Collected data
* * * * *

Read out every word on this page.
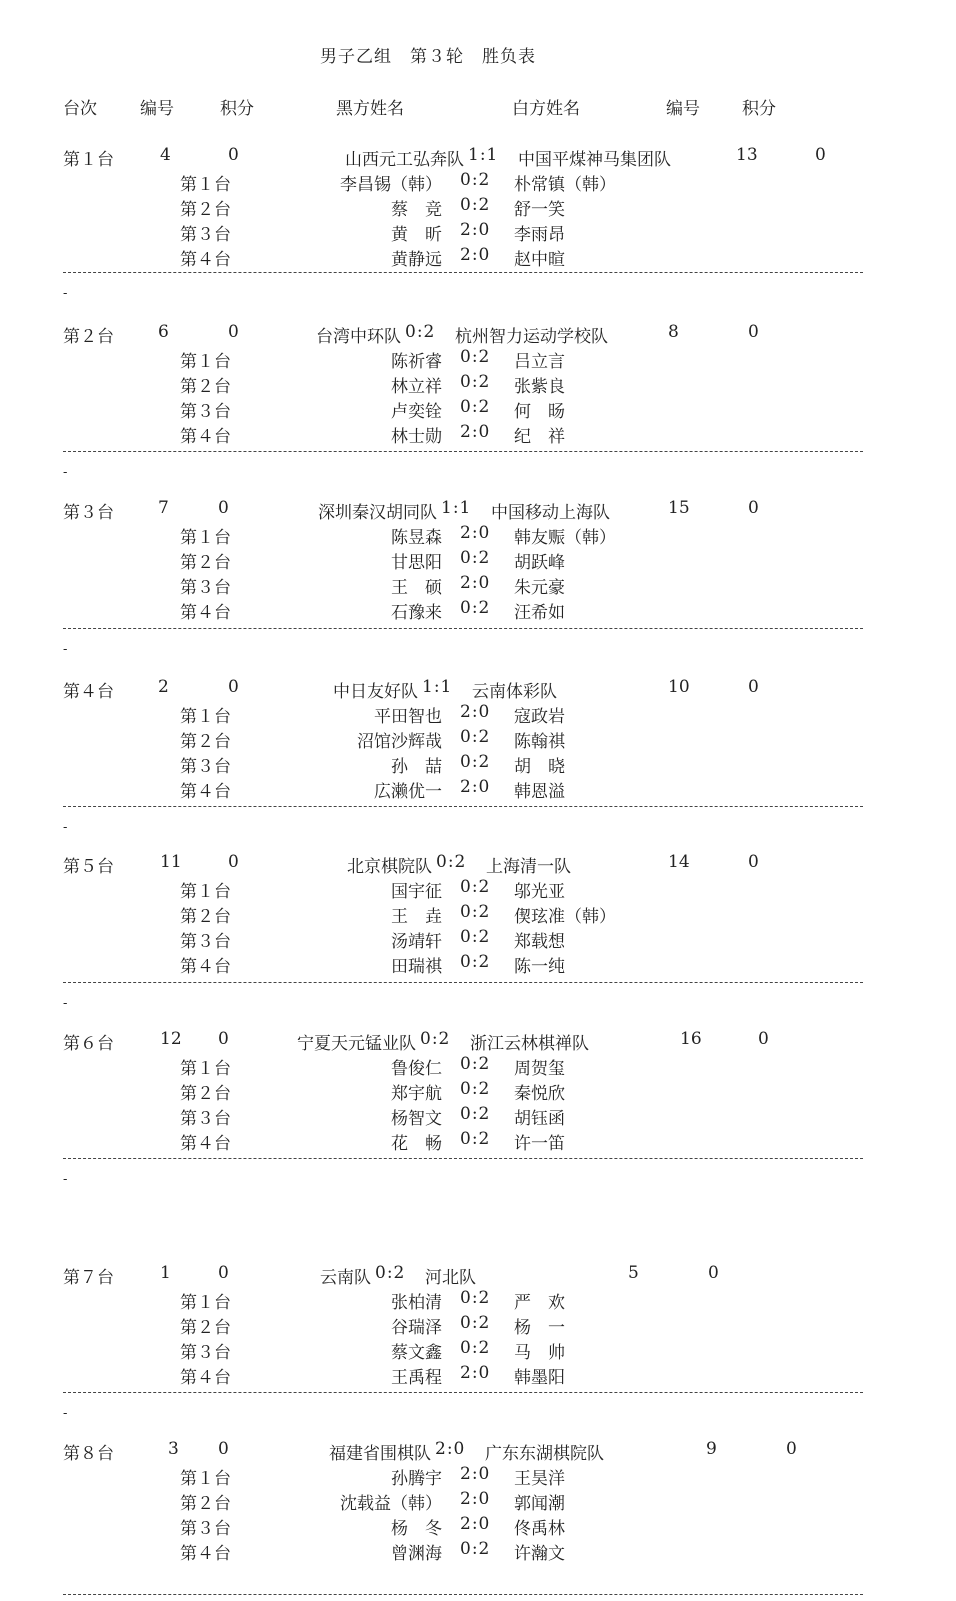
男子乙组　第３轮　胜负表
台次	编号	积分	黑方姓名	白方姓名	编号 积分
第１台	4	0	山西元工弘奔队 1:1 中国平煤神马集团队	13	0
第１台	李昌锡（韩） 0:2 朴常镇（韩）
第２台	蔡　竞 0:2 舒一笑
第３台	黄　昕 2:0 李雨昂
第４台	黄静远 2:0 赵中暄
-
第２台	6	0	台湾中环队 0:2 杭州智力运动学校队	8	0
第１台	陈祈睿 0:2 吕立言
第２台	林立祥 0:2 张紫良
第３台	卢奕铨 0:2 何　旸
第４台	林士勋 2:0 纪　祥
-
第３台	7	0	深圳秦汉胡同队 1:1 中国移动上海队	15	0
第１台	陈昱森 2:0 韩友赈（韩）
第２台	甘思阳 0:2 胡跃峰
第３台	王　硕 2:0 朱元豪
第４台	石豫来 0:2 汪希如
-
第４台	2	0	中日友好队 1:1 云南体彩队	10	0
第１台	平田智也 2:0 寇政岩
第２台	沼馆沙辉哉 0:2 陈翰祺
第３台	孙　喆 0:2 胡　晓
第４台	広濑优一 2:0 韩恩溢
-
第５台	11	0	北京棋院队 0:2 上海清一队	14	0
第１台	国宇征 0:2 邬光亚
第２台	王　垚 0:2 偰玹准（韩）
第３台	汤靖轩 0:2 郑载想
第４台	田瑞祺 0:2 陈一纯
-
第６台	12 0	宁夏天元锰业队 0:2 浙江云林棋禅队	16	0
第１台	鲁俊仁 0:2 周贺玺
第２台	郑宇航 0:2 秦悦欣
第３台	杨智文 0:2 胡钰函
第４台	花　畅 0:2 许一笛
-
第７台	1	0	云南队 0:2 河北队	5	0
第１台	张柏清 0:2 严　欢
第２台	谷瑞泽 0:2 杨　一
第３台	蔡文鑫 0:2 马　帅
第４台	王禹程 2:0 韩墨阳
第８台	3 0	福建省围棋队 2:0 广东东湖棋院队	9	0
第１台	孙腾宇 2:0 王昊洋
第２台	沈载益（韩） 2:0 郭闻潮
第３台	杨　冬 2:0 佟禹林
第４台	曾渊海 0:2 许瀚文
-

* * * * *

Write out every entry again word for word, without any of the pictures.

Read out every word on this page.
男子乙组　第３轮　胜负表
台次	编号	积分	黑方姓名	白方姓名	编号 积分
第１台	4	0	山西元工弘奔队 1:1 中国平煤神马集团队	13	0
第１台	李昌锡（韩） 0:2 朴常镇（韩）
第２台	蔡　竞 0:2 舒一笑
第３台	黄　昕 2:0 李雨昂
第４台	黄静远 2:0 赵中暄
-
第２台	6	0	台湾中环队 0:2 杭州智力运动学校队	8	0
第１台	陈祈睿 0:2 吕立言
第２台	林立祥 0:2 张紫良
第３台	卢奕铨 0:2 何　旸
第４台	林士勋 2:0 纪　祥
-
第３台	7	0	深圳秦汉胡同队 1:1 中国移动上海队	15	0
第１台	陈昱森 2:0 韩友赈（韩）
第２台	甘思阳 0:2 胡跃峰
第３台	王　硕 2:0 朱元豪
第４台	石豫来 0:2 汪希如
-
第４台	2	0	中日友好队 1:1 云南体彩队	10	0
第１台	平田智也 2:0 寇政岩
第２台	沼馆沙辉哉 0:2 陈翰祺
第３台	孙　喆 0:2 胡　晓
第４台	広濑优一 2:0 韩恩溢
-
第５台	11	0	北京棋院队 0:2 上海清一队	14	0
第１台	国宇征 0:2 邬光亚
第２台	王　垚 0:2 偰玹准（韩）
第３台	汤靖轩 0:2 郑载想
第４台	田瑞祺 0:2 陈一纯
-
第６台	12 0	宁夏天元锰业队 0:2 浙江云林棋禅队	16	0
第１台	鲁俊仁 0:2 周贺玺
第２台	郑宇航 0:2 秦悦欣
第３台	杨智文 0:2 胡钰函
第４台	花　畅 0:2 许一笛
-
第７台	1	0	云南队 0:2 河北队	5	0
第１台	张柏清 0:2 严　欢
第２台	谷瑞泽 0:2 杨　一
第３台	蔡文鑫 0:2 马　帅
第４台	王禹程 2:0 韩墨阳
第８台	3 0	福建省围棋队 2:0 广东东湖棋院队	9	0
第１台	孙腾宇 2:0 王昊洋
第２台	沈载益（韩） 2:0 郭闻潮
第３台	杨　冬 2:0 佟禹林
第４台	曾渊海 0:2 许瀚文
-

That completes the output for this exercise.